[Stored data]
****

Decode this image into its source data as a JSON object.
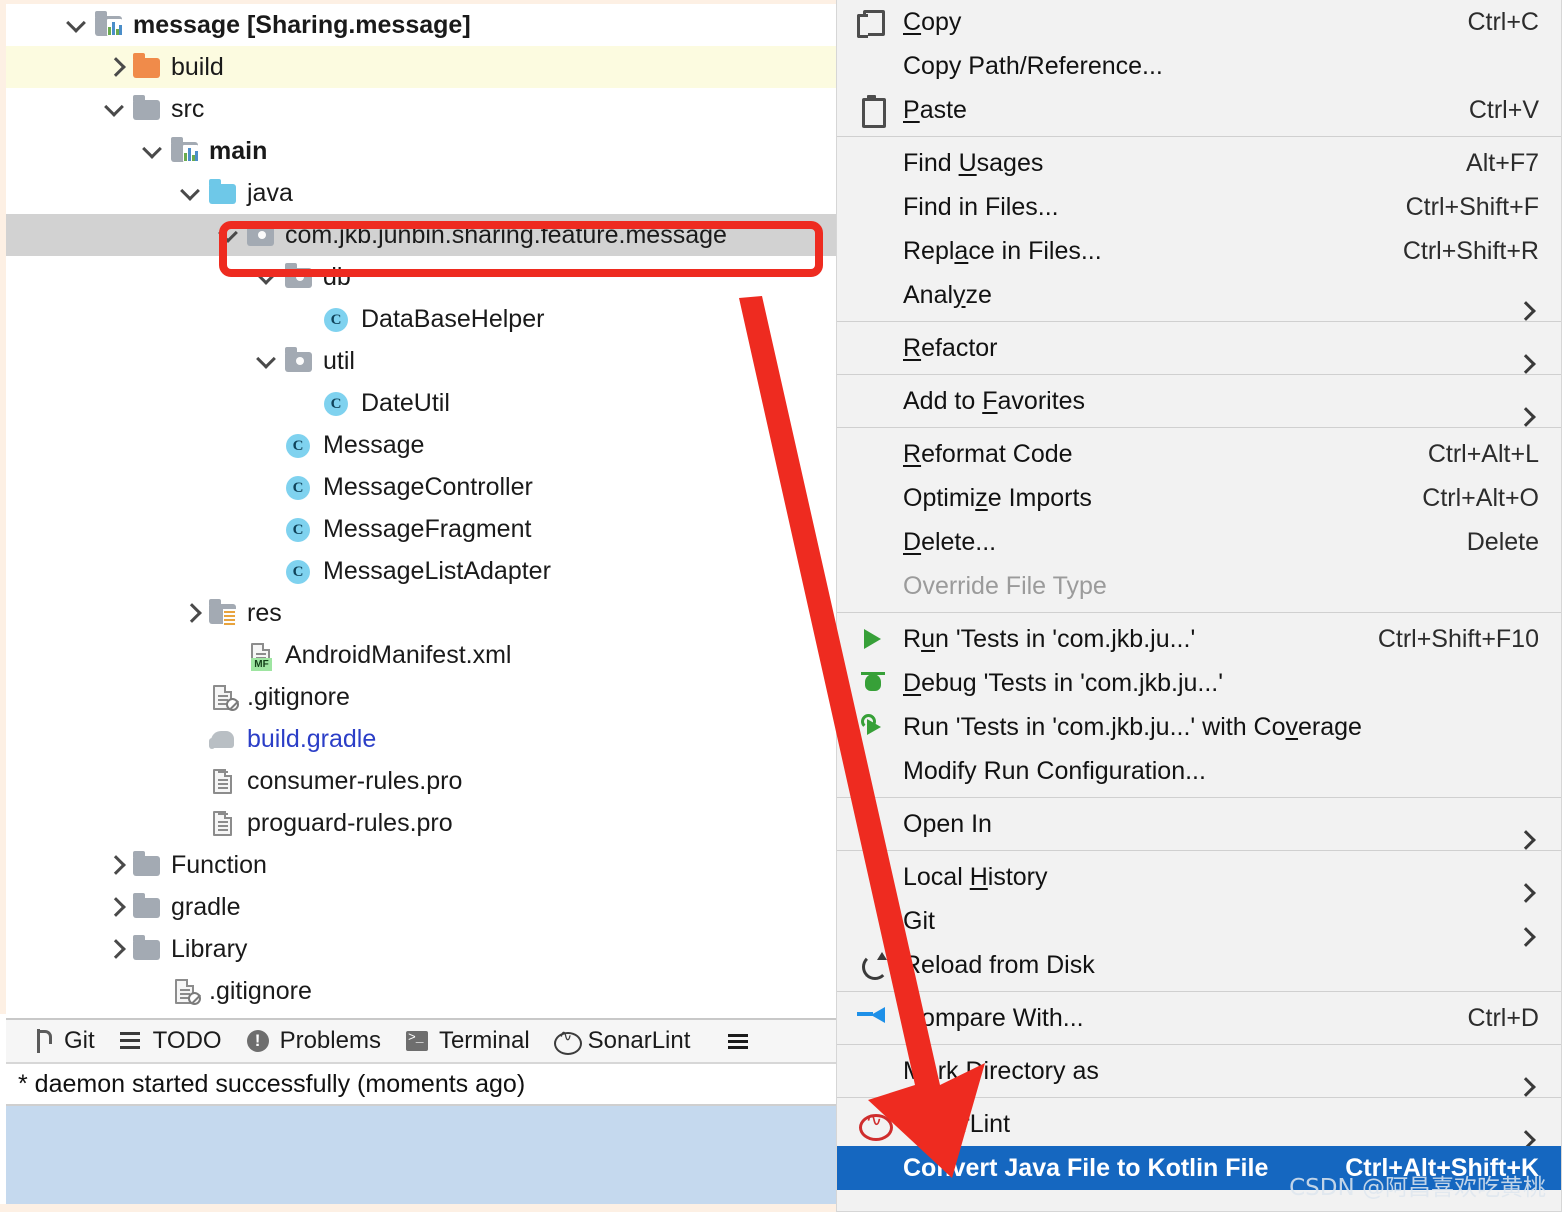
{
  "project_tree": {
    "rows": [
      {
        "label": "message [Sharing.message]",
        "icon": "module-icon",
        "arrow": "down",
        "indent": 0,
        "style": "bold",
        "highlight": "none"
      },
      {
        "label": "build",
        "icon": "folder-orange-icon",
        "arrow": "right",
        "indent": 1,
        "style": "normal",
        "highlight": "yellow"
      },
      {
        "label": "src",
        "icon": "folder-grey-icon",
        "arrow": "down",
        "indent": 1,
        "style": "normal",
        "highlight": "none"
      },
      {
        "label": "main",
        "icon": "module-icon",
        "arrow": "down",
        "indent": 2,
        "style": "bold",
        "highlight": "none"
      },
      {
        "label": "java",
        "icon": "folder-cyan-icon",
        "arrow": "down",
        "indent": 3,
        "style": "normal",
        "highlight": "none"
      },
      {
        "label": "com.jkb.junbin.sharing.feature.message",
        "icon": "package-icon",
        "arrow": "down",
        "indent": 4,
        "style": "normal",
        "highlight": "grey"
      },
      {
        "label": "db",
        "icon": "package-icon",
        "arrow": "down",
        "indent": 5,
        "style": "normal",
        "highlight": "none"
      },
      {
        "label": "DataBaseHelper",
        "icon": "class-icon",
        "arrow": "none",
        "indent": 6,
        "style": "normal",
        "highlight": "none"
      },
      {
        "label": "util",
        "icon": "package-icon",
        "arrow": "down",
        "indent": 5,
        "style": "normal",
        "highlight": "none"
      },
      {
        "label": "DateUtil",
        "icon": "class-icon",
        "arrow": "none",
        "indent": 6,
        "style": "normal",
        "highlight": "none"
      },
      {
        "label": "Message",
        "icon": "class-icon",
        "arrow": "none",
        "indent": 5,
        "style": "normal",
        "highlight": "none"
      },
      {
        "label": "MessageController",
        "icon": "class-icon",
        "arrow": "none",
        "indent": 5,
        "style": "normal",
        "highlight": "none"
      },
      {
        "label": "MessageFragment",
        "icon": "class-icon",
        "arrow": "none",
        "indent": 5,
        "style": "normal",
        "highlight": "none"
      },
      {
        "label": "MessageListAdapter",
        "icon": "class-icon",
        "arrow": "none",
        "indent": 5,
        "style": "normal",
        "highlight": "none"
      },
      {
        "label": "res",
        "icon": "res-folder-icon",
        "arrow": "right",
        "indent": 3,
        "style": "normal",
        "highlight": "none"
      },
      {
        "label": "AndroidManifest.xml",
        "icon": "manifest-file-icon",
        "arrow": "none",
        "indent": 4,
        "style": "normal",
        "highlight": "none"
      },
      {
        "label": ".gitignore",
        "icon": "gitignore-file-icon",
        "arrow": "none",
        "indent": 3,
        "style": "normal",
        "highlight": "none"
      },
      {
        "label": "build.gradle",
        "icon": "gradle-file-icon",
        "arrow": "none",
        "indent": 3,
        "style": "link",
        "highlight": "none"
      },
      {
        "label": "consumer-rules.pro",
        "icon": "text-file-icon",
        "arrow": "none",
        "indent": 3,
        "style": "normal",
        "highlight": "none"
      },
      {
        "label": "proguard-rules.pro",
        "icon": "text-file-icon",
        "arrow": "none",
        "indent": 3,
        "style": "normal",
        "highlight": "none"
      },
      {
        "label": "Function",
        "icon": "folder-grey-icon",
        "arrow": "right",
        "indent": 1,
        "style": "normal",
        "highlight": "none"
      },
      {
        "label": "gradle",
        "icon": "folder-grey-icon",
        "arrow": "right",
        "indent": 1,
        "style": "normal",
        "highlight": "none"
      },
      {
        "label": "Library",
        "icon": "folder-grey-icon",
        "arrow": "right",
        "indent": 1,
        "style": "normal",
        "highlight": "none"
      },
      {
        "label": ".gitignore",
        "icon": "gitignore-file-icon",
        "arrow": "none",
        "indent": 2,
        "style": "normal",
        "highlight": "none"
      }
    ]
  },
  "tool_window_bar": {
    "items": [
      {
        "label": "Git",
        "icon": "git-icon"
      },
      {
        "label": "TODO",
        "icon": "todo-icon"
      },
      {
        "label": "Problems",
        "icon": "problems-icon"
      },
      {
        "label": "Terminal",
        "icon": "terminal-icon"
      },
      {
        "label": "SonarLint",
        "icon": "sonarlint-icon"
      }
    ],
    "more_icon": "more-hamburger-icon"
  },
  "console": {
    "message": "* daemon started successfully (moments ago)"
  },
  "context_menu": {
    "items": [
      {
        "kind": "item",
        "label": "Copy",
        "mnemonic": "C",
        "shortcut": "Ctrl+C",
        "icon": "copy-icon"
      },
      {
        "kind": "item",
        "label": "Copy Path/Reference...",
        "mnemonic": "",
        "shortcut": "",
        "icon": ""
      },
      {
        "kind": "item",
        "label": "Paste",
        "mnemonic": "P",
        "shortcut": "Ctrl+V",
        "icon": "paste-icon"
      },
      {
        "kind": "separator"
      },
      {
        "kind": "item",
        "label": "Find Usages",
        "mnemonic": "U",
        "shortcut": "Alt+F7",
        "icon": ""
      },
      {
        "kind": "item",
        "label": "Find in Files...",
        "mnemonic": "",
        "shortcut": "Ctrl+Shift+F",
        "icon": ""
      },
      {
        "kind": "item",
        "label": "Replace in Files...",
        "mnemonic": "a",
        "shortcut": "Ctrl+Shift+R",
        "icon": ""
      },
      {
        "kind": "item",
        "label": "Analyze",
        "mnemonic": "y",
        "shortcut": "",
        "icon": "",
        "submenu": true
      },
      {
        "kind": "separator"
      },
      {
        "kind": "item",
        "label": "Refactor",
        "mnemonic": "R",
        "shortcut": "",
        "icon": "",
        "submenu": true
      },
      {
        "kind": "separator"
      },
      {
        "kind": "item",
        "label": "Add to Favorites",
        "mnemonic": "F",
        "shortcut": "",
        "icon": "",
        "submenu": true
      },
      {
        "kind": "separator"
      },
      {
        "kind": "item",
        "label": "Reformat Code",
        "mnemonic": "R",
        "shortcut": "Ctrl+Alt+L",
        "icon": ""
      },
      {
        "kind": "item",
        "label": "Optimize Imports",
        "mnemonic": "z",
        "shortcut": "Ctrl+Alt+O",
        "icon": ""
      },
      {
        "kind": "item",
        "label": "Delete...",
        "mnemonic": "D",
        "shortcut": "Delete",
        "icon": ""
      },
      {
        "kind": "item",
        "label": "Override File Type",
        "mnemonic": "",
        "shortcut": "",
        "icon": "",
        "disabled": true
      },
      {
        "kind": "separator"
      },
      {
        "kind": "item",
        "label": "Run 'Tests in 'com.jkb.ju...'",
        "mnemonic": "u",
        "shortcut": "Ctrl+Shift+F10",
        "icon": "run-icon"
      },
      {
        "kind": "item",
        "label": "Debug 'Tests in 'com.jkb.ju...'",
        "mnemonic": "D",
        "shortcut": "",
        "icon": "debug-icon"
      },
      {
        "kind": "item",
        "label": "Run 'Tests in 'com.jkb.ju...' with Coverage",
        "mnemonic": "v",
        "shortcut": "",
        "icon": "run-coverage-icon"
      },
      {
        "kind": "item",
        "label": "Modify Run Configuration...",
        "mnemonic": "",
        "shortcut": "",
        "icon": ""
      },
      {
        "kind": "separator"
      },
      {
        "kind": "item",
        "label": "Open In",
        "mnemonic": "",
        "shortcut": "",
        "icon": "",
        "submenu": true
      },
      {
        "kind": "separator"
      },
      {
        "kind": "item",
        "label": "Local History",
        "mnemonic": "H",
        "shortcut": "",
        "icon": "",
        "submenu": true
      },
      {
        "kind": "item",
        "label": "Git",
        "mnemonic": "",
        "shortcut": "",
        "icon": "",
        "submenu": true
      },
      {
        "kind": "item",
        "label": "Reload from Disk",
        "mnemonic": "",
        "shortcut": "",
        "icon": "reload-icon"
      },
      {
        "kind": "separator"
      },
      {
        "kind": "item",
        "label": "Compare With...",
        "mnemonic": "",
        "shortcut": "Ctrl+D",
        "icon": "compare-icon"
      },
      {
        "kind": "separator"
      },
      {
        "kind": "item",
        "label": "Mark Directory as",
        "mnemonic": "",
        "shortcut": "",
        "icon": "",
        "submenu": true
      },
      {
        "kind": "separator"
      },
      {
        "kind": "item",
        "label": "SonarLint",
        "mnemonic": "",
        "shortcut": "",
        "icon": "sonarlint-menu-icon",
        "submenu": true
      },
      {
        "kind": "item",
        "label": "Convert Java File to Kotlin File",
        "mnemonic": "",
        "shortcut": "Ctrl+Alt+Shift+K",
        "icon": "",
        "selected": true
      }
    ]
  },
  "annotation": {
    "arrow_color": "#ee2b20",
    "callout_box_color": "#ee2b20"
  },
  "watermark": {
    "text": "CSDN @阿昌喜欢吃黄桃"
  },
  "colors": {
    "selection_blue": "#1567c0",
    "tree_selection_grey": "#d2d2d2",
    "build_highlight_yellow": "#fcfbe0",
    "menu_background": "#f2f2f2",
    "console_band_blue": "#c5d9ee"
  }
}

****

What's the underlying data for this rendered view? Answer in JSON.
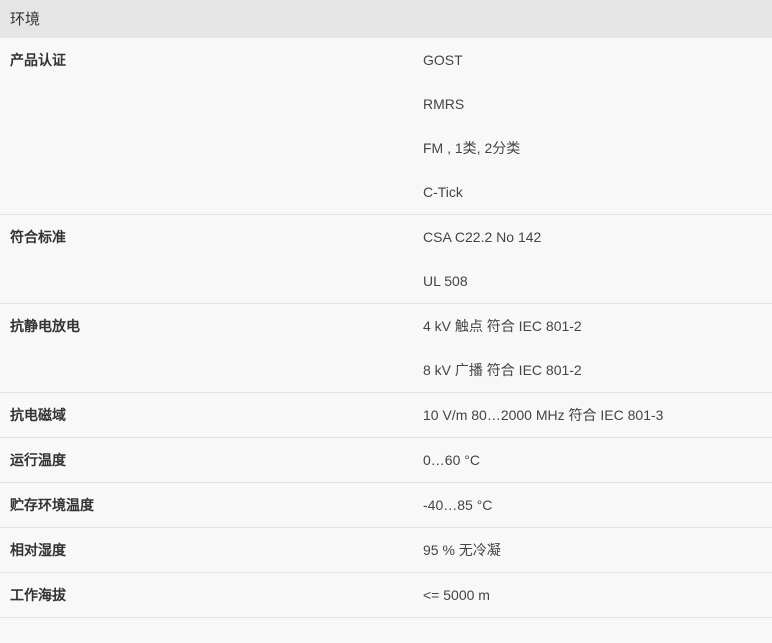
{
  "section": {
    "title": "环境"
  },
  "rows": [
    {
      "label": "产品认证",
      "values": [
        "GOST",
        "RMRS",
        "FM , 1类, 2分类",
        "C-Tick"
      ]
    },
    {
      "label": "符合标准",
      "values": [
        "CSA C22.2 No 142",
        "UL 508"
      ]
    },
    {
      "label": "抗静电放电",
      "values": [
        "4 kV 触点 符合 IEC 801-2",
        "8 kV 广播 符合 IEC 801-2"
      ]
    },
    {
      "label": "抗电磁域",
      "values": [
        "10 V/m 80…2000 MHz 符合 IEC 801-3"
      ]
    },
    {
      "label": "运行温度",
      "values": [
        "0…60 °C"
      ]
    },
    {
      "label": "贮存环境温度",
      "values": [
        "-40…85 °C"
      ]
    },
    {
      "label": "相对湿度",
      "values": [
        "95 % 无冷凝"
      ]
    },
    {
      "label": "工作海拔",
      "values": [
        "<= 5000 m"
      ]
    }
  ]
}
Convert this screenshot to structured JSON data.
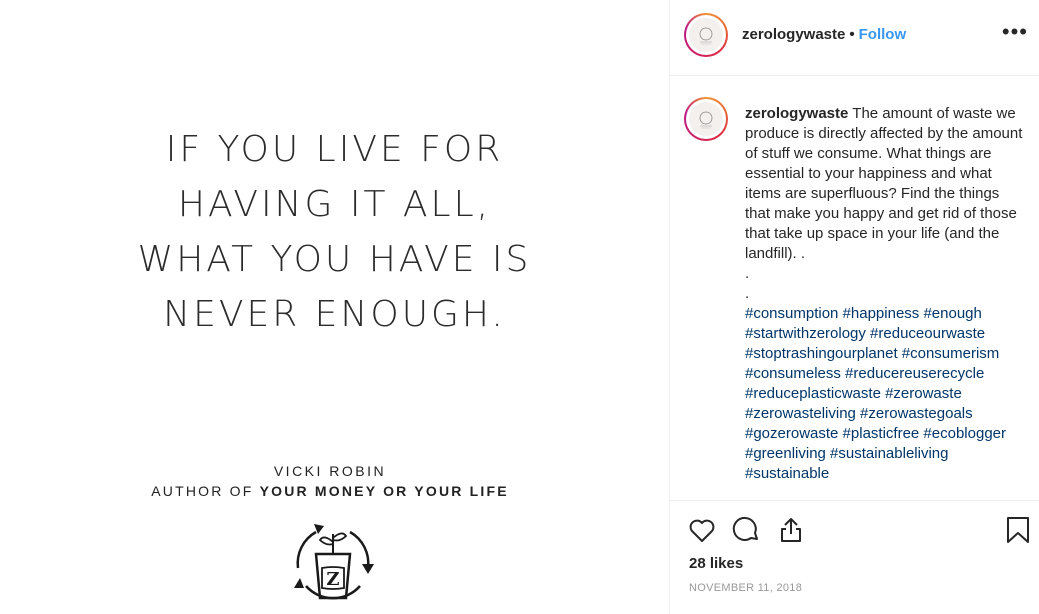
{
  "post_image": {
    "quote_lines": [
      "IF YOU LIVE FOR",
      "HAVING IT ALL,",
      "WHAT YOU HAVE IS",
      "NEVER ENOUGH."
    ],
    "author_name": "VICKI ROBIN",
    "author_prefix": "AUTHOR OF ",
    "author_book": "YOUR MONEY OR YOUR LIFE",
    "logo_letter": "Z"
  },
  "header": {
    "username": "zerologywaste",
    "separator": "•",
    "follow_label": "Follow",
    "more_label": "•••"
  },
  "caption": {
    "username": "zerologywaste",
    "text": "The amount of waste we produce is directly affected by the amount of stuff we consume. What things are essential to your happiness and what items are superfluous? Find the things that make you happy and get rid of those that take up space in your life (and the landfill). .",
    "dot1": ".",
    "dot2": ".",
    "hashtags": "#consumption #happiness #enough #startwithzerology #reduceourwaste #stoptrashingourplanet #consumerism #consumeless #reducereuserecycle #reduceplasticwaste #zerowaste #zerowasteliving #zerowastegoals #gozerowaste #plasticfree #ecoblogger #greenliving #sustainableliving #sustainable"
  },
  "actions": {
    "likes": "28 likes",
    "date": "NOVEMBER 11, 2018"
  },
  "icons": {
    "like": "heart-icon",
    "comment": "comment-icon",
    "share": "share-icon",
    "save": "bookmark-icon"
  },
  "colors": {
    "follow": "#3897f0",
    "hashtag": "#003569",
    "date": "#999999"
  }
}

****

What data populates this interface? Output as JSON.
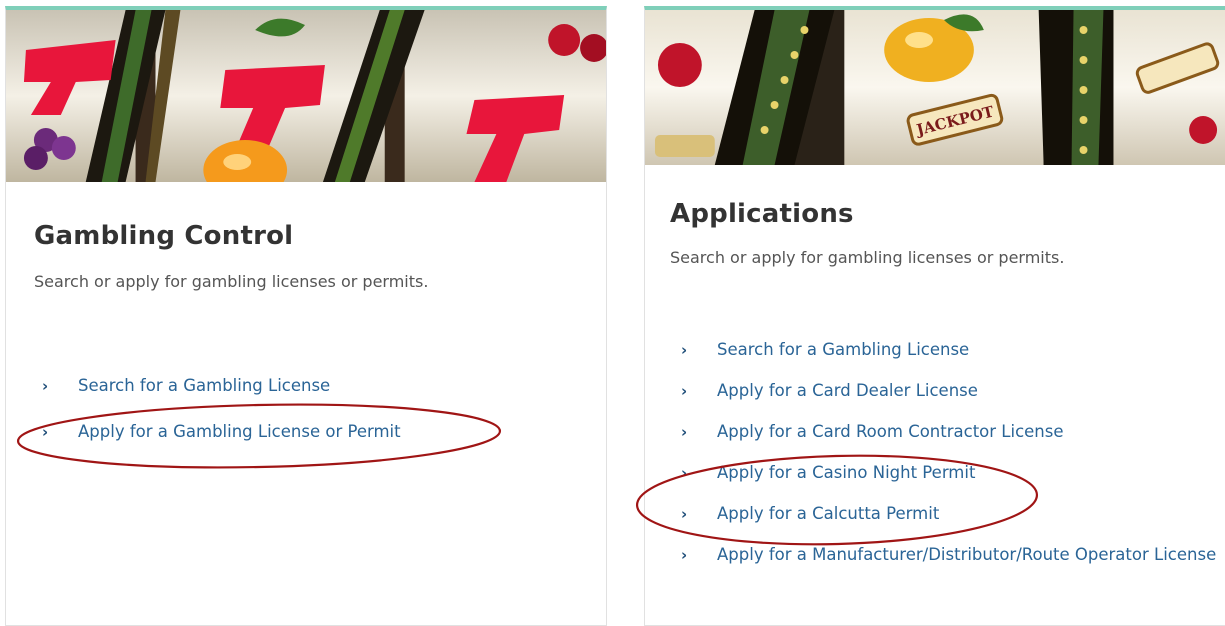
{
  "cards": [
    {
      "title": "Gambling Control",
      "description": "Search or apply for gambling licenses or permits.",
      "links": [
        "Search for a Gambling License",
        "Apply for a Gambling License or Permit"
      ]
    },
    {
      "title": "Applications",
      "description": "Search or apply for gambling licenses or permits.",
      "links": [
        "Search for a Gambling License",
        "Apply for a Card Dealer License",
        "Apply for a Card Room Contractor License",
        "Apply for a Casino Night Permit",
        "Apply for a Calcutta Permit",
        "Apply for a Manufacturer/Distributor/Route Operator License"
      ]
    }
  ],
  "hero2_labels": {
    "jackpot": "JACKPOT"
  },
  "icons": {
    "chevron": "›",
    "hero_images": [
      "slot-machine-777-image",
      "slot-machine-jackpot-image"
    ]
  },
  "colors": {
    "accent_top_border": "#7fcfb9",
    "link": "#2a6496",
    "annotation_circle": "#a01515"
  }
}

****

— Exercise goal —
Check each line above for the word "gradle" and copy the ones that have it.

— Output —
        "label": "build.gradle",
        "icon": "gradle-file-icon",
        "label": "gradle",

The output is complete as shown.